# [GIVEN REQUEST]
Give all the records again, changing every "Minus" to "Plus" and leaving everything else unchanged.

# [SUPPLIED RECORDS]
-- START --

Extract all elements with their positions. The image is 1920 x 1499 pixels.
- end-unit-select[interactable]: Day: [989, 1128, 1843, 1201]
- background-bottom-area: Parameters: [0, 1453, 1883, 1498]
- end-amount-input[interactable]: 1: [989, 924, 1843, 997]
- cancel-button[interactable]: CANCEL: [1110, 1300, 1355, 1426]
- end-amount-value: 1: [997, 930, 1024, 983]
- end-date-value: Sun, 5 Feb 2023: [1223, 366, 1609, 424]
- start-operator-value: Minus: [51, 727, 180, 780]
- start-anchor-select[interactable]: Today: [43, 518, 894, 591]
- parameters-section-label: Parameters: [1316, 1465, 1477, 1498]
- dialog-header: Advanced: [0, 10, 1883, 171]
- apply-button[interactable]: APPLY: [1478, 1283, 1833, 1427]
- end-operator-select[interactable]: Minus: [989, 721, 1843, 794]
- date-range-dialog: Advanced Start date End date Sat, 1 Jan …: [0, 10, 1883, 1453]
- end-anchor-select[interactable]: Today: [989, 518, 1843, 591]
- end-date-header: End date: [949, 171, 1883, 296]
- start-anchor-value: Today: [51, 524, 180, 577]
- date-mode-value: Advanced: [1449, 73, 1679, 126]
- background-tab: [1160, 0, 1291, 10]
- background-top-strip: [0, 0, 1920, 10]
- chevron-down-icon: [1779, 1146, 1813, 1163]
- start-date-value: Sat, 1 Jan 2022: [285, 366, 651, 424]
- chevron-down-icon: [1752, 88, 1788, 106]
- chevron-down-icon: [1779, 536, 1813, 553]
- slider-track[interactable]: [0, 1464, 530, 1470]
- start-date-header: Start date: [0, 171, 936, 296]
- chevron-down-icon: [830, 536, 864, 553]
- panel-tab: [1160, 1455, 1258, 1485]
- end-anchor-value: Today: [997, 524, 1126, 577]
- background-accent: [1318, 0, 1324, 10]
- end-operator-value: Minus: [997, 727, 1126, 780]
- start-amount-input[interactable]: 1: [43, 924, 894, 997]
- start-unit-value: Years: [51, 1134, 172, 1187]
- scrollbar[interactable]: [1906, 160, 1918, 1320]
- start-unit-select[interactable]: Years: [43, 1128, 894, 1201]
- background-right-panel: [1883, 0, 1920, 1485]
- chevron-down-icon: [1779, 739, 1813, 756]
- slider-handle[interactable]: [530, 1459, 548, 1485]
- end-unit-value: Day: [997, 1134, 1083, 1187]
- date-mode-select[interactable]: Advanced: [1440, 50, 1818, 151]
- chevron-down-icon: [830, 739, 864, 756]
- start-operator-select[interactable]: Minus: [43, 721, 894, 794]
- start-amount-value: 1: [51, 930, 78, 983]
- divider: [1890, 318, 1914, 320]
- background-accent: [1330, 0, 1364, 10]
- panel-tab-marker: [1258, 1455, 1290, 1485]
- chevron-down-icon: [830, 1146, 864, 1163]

-- END --

# [FULL ANSWER]
Extract all elements with their positions. The image is 1920 x 1499 pixels.
- end-unit-select[interactable]: Day: [989, 1128, 1843, 1201]
- background-bottom-area: Parameters: [0, 1453, 1883, 1498]
- end-amount-input[interactable]: 1: [989, 924, 1843, 997]
- cancel-button[interactable]: CANCEL: [1110, 1300, 1355, 1426]
- end-amount-value: 1: [997, 930, 1024, 983]
- end-date-value: Sun, 5 Feb 2023: [1223, 366, 1609, 424]
- start-operator-value: Plus: [51, 727, 180, 780]
- start-anchor-select[interactable]: Today: [43, 518, 894, 591]
- parameters-section-label: Parameters: [1316, 1465, 1477, 1498]
- dialog-header: Advanced: [0, 10, 1883, 171]
- apply-button[interactable]: APPLY: [1478, 1283, 1833, 1427]
- end-operator-select[interactable]: Plus: [989, 721, 1843, 794]
- date-range-dialog: Advanced Start date End date Sat, 1 Jan …: [0, 10, 1883, 1453]
- end-anchor-select[interactable]: Today: [989, 518, 1843, 591]
- end-date-header: End date: [949, 171, 1883, 296]
- start-anchor-value: Today: [51, 524, 180, 577]
- date-mode-value: Advanced: [1449, 73, 1679, 126]
- background-tab: [1160, 0, 1291, 10]
- background-top-strip: [0, 0, 1920, 10]
- chevron-down-icon: [1779, 1146, 1813, 1163]
- start-date-value: Sat, 1 Jan 2022: [285, 366, 651, 424]
- chevron-down-icon: [1752, 88, 1788, 106]
- chevron-down-icon: [1779, 536, 1813, 553]
- slider-track[interactable]: [0, 1464, 530, 1470]
- start-date-header: Start date: [0, 171, 936, 296]
- chevron-down-icon: [830, 536, 864, 553]
- panel-tab: [1160, 1455, 1258, 1485]
- end-anchor-value: Today: [997, 524, 1126, 577]
- background-accent: [1318, 0, 1324, 10]
- end-operator-value: Plus: [997, 727, 1126, 780]
- start-amount-input[interactable]: 1: [43, 924, 894, 997]
- start-unit-value: Years: [51, 1134, 172, 1187]
- scrollbar[interactable]: [1906, 160, 1918, 1320]
- start-unit-select[interactable]: Years: [43, 1128, 894, 1201]
- background-right-panel: [1883, 0, 1920, 1485]
- chevron-down-icon: [1779, 739, 1813, 756]
- slider-handle[interactable]: [530, 1459, 548, 1485]
- end-unit-value: Day: [997, 1134, 1083, 1187]
- date-mode-select[interactable]: Advanced: [1440, 50, 1818, 151]
- chevron-down-icon: [830, 739, 864, 756]
- start-operator-select[interactable]: Plus: [43, 721, 894, 794]
- start-amount-value: 1: [51, 930, 78, 983]
- divider: [1890, 318, 1914, 320]
- background-accent: [1330, 0, 1364, 10]
- panel-tab-marker: [1258, 1455, 1290, 1485]
- chevron-down-icon: [830, 1146, 864, 1163]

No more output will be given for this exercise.